** begin Data to use **

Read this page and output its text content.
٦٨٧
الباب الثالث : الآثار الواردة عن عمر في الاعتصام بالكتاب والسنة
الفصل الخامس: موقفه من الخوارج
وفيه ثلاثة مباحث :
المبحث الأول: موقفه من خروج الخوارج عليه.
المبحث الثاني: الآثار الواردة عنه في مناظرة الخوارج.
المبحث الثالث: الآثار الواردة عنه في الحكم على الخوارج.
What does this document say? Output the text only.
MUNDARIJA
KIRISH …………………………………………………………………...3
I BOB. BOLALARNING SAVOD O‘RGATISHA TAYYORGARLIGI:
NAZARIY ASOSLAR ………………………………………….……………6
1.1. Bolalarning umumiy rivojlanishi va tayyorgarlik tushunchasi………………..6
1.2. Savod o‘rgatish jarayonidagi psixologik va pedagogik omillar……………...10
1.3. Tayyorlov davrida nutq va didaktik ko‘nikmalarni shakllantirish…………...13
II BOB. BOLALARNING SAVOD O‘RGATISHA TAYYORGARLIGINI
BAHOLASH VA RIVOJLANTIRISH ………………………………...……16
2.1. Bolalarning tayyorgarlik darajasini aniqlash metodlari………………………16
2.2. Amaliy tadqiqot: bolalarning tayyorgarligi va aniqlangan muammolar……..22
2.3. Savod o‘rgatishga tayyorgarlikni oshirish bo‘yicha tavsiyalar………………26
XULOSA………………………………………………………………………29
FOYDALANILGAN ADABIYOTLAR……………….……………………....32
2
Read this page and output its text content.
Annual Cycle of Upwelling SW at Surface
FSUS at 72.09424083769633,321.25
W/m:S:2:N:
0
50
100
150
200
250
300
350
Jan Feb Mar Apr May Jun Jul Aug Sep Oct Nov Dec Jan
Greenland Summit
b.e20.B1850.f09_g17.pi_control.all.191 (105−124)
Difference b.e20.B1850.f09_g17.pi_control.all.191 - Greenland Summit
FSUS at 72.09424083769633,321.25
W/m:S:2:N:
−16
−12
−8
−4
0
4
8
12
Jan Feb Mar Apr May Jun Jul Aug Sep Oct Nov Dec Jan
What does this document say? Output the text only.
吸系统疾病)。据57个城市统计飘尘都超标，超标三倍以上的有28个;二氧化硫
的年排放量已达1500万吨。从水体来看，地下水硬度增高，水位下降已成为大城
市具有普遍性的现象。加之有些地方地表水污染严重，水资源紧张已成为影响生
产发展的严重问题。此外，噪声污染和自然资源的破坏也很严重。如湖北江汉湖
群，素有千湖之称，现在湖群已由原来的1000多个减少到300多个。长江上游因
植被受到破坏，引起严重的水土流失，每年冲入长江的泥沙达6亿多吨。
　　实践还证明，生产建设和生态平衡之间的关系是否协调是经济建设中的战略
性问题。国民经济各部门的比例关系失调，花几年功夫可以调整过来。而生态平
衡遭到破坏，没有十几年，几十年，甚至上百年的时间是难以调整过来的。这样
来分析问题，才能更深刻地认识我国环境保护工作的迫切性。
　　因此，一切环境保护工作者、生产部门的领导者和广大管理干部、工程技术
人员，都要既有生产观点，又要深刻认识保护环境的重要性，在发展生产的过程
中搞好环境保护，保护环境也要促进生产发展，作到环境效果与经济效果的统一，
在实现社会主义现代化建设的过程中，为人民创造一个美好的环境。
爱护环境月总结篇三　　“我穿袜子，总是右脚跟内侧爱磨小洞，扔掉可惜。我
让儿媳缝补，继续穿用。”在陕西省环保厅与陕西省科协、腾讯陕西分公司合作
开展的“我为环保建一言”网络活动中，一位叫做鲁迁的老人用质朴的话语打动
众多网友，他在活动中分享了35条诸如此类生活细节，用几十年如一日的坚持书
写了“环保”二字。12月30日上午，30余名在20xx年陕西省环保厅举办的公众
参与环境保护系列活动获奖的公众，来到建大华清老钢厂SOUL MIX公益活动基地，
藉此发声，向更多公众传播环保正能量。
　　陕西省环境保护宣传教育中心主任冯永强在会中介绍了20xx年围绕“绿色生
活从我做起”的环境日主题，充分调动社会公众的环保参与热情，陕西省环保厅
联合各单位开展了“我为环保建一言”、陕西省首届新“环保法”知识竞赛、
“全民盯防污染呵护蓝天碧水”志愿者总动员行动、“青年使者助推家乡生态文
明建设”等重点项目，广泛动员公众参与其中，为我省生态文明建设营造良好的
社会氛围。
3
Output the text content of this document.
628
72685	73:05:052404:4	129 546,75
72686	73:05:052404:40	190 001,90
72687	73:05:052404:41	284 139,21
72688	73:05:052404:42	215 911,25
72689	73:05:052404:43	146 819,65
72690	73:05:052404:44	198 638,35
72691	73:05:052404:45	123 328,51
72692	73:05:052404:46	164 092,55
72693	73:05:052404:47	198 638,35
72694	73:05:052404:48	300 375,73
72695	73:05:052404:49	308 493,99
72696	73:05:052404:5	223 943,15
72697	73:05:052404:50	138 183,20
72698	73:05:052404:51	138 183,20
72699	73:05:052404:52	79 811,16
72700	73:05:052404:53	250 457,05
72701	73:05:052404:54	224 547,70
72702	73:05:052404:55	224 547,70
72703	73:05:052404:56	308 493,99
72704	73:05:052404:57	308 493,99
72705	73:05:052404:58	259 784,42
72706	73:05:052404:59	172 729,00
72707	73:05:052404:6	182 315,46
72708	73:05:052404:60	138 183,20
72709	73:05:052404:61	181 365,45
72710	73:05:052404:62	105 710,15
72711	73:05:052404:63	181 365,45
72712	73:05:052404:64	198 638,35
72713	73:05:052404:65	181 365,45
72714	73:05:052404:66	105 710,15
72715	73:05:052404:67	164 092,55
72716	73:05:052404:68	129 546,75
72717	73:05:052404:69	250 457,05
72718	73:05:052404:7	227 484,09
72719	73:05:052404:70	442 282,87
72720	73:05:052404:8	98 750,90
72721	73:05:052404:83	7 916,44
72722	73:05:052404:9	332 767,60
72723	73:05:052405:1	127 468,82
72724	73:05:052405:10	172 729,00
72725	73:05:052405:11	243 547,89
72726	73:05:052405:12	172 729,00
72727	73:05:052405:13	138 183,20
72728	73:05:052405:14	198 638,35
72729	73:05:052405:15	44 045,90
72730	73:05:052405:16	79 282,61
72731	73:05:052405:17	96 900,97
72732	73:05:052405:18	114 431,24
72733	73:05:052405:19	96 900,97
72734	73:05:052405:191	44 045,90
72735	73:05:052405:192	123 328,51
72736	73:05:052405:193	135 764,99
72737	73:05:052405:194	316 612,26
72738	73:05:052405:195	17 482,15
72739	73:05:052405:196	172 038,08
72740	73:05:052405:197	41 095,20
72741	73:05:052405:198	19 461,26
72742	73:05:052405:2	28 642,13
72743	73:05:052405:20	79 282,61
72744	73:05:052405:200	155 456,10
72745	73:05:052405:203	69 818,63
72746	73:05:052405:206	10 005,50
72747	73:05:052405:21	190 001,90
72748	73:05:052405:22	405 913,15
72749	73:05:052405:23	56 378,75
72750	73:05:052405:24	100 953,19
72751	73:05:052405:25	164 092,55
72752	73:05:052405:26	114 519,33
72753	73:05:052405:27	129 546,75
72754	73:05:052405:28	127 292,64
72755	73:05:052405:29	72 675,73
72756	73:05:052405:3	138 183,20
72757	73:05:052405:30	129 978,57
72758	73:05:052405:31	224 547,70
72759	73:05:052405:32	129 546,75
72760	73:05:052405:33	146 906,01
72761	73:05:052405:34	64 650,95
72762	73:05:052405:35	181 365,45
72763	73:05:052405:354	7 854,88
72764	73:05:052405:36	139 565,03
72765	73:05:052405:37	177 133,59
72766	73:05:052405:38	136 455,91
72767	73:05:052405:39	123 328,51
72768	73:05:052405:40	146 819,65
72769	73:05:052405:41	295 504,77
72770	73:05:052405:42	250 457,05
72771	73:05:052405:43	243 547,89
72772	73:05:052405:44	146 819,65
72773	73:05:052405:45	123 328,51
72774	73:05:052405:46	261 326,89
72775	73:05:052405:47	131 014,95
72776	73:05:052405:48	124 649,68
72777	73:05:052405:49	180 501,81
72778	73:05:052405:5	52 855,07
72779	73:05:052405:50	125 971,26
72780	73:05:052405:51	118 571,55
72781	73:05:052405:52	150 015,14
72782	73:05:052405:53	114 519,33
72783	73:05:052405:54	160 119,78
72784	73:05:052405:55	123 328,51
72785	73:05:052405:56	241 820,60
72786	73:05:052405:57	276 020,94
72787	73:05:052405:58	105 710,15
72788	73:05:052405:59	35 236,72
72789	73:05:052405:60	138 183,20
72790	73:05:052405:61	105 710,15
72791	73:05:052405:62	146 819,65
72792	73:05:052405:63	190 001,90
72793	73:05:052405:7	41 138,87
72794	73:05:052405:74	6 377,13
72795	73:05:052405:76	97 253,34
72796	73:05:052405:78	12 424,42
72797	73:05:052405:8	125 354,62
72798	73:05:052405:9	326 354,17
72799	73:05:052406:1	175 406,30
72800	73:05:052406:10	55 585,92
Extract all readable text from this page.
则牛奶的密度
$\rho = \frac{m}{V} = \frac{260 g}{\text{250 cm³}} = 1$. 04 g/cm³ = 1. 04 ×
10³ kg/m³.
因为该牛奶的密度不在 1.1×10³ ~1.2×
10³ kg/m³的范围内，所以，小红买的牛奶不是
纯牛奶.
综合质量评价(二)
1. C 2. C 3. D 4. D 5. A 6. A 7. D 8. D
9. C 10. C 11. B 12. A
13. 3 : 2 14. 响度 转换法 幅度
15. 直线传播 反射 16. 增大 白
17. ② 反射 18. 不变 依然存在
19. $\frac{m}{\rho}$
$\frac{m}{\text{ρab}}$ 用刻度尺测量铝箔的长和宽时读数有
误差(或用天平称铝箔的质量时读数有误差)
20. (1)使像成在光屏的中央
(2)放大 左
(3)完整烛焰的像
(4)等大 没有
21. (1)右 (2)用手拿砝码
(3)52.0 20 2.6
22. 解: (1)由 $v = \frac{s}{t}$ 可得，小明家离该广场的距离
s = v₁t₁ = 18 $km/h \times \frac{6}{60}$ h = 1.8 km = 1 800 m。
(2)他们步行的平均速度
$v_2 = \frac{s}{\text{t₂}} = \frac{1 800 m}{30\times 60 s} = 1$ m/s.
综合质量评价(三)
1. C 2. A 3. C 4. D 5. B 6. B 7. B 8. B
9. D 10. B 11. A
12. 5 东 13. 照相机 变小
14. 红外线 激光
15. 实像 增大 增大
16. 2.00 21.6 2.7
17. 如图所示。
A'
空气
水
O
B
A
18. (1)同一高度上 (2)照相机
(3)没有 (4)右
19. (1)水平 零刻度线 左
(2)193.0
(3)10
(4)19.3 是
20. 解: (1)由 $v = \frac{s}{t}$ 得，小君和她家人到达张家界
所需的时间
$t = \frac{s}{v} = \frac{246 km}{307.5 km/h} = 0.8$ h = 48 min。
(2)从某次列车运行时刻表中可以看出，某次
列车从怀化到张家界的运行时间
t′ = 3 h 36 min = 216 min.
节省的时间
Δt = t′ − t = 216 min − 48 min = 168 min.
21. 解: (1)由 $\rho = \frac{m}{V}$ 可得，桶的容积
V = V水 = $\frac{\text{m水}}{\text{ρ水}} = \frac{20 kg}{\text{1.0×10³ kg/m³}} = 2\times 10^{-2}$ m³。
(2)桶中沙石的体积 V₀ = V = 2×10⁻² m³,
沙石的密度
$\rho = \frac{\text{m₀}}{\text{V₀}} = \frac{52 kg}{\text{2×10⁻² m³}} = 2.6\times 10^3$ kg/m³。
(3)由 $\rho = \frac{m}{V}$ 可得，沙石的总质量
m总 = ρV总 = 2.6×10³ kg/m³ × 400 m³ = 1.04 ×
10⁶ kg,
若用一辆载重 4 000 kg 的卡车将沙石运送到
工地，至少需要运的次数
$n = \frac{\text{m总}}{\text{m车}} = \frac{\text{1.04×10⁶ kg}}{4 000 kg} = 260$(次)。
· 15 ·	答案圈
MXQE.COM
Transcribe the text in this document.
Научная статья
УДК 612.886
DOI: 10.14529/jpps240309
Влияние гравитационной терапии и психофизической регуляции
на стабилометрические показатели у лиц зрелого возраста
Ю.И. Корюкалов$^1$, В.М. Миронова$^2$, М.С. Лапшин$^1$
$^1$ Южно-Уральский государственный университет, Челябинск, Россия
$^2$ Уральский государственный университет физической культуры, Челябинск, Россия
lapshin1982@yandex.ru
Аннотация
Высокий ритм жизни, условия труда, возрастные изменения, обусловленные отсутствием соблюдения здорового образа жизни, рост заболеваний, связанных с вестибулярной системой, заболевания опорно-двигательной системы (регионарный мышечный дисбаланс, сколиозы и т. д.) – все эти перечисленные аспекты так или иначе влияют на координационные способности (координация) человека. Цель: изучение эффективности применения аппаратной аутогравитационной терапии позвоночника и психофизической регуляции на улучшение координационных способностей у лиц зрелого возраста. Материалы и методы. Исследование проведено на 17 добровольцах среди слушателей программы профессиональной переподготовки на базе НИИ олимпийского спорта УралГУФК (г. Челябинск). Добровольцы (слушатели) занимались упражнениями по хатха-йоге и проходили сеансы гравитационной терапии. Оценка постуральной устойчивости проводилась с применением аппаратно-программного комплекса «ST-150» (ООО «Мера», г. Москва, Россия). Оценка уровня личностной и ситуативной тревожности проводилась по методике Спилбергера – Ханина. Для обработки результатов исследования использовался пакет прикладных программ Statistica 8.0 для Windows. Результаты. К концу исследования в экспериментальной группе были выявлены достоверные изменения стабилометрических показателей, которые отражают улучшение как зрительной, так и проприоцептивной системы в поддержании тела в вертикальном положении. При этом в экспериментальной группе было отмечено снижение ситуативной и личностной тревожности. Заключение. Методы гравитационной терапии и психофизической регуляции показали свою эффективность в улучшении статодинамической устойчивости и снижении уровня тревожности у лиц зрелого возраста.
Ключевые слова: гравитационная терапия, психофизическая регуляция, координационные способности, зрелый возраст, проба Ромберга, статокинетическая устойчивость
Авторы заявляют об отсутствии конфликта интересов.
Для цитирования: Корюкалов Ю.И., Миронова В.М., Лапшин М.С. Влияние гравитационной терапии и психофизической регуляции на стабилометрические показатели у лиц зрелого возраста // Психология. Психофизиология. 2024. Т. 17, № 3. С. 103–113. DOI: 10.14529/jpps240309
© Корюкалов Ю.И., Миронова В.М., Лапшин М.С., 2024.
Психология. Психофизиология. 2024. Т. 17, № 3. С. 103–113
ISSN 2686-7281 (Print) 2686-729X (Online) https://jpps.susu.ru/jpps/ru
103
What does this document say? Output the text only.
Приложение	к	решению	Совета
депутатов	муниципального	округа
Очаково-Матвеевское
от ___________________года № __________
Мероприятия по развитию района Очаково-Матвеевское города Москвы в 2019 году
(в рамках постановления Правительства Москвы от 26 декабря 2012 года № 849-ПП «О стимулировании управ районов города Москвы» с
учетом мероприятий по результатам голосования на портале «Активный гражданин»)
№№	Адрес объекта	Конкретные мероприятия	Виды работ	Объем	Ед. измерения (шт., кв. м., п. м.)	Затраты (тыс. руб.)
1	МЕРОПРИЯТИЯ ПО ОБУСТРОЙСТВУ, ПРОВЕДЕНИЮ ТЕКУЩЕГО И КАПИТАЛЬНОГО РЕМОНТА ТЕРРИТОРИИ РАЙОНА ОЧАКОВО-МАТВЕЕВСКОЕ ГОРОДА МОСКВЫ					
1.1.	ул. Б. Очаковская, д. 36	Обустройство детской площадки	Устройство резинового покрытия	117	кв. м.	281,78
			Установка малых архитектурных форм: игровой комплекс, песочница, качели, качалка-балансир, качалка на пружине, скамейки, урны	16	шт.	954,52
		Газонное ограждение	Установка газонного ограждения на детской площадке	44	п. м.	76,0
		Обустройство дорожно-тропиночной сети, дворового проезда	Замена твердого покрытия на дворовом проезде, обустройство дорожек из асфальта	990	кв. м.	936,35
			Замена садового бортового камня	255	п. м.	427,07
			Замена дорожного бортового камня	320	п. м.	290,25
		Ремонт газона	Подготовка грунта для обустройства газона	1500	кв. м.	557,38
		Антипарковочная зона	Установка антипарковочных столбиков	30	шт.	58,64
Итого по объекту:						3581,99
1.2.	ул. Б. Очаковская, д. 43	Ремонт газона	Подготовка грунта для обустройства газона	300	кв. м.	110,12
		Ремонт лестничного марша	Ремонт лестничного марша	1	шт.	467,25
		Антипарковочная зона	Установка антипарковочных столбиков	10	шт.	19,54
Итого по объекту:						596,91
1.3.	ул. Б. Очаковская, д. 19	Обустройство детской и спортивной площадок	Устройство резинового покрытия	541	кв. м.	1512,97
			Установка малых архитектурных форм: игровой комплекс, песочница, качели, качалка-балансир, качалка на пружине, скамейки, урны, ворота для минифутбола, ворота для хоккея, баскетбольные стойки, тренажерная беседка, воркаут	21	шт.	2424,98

** end Data to use **

Exercise requirements
Look for the word "малых" and return every line where it occurs.

The response
			Установка малых архитектурных форм: игровой комплекс, песочница, качели, качалка-балансир, качалка на пружине, скамейки, урны	16	шт.	954,52
			Установка малых архитектурных форм: игровой комплекс, песочница, качели, качалка-балансир, качалка на пружине, скамейки, урны, ворота для минифутбола, ворота для хоккея, баскетбольные стойки, тренажерная беседка, воркаут	21	шт.	2424,98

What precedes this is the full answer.